TASK DETAILS:
Your task is to copy the listing exactly, with the pictures left out.

INPUT MATERIAL:
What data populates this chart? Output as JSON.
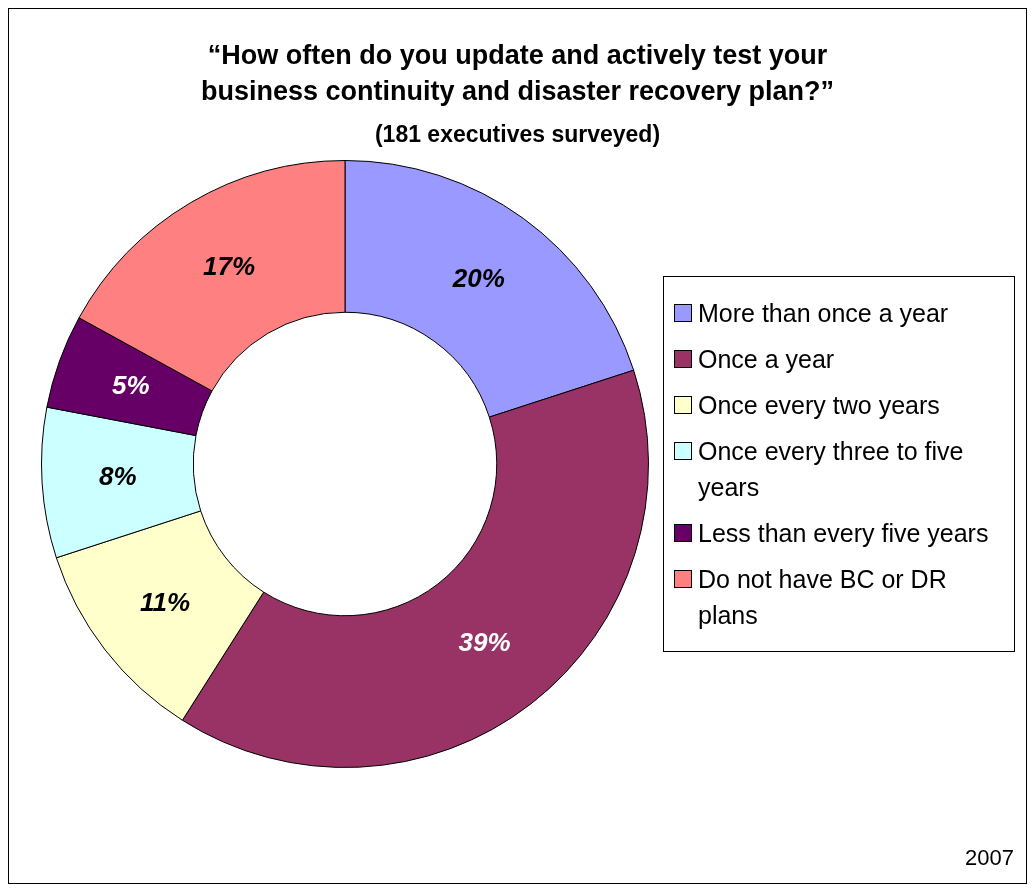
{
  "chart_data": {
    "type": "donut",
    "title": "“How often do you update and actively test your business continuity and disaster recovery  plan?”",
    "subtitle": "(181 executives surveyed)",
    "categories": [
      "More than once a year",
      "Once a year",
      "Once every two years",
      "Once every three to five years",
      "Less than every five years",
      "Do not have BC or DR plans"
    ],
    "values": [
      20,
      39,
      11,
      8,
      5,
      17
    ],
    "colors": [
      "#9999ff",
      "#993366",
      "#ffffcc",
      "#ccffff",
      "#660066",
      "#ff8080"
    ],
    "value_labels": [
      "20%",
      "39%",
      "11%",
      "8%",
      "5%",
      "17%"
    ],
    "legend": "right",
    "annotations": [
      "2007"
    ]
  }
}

RESULT BELOW:
What data populates this chart? Output as JSON.
{
  "chart_data": {
    "type": "donut",
    "title": "“How often do you update and actively test your business continuity and disaster recovery  plan?”",
    "subtitle": "(181 executives surveyed)",
    "categories": [
      "More than once a year",
      "Once a year",
      "Once every two years",
      "Once every three to five years",
      "Less than every five years",
      "Do not have BC or DR plans"
    ],
    "values": [
      20,
      39,
      11,
      8,
      5,
      17
    ],
    "colors": [
      "#9999ff",
      "#993366",
      "#ffffcc",
      "#ccffff",
      "#660066",
      "#ff8080"
    ],
    "value_labels": [
      "20%",
      "39%",
      "11%",
      "8%",
      "5%",
      "17%"
    ],
    "legend": "right",
    "annotations": [
      "2007"
    ]
  }
}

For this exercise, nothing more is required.